━━━ PROVIDED INFORMATION

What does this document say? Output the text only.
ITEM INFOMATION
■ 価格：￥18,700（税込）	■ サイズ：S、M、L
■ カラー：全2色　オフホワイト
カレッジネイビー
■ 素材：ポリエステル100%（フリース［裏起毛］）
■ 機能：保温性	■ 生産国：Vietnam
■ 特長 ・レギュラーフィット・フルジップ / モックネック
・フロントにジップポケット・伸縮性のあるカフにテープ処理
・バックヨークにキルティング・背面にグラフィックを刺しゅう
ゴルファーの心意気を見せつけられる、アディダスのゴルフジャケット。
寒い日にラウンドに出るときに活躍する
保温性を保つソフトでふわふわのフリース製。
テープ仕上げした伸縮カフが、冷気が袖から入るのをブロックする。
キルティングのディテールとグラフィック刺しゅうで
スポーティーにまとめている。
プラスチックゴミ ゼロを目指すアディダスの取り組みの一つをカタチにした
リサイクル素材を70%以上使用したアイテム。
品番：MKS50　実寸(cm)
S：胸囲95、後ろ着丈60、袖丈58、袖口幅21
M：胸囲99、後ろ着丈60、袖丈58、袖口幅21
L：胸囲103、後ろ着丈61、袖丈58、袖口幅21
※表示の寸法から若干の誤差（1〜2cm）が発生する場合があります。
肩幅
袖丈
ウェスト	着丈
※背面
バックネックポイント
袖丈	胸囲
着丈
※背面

━━━━━━

• STATED EXERCISE: Restate each record exactly as written.

• OUTPUT:
What does this document say? Output the text only.
ITEM INFOMATION
■ 価格：￥18,700（税込）	■ サイズ：S、M、L
■ カラー：全2色　オフホワイト
カレッジネイビー
■ 素材：ポリエステル100%（フリース［裏起毛］）
■ 機能：保温性	■ 生産国：Vietnam
■ 特長 ・レギュラーフィット・フルジップ / モックネック
・フロントにジップポケット・伸縮性のあるカフにテープ処理
・バックヨークにキルティング・背面にグラフィックを刺しゅう
ゴルファーの心意気を見せつけられる、アディダスのゴルフジャケット。
寒い日にラウンドに出るときに活躍する
保温性を保つソフトでふわふわのフリース製。
テープ仕上げした伸縮カフが、冷気が袖から入るのをブロックする。
キルティングのディテールとグラフィック刺しゅうで
スポーティーにまとめている。
プラスチックゴミ ゼロを目指すアディダスの取り組みの一つをカタチにした
リサイクル素材を70%以上使用したアイテム。
品番：MKS50　実寸(cm)
S：胸囲95、後ろ着丈60、袖丈58、袖口幅21
M：胸囲99、後ろ着丈60、袖丈58、袖口幅21
L：胸囲103、後ろ着丈61、袖丈58、袖口幅21
※表示の寸法から若干の誤差（1〜2cm）が発生する場合があります。
肩幅
袖丈
ウェスト	着丈
※背面
バックネックポイント
袖丈	胸囲
着丈
※背面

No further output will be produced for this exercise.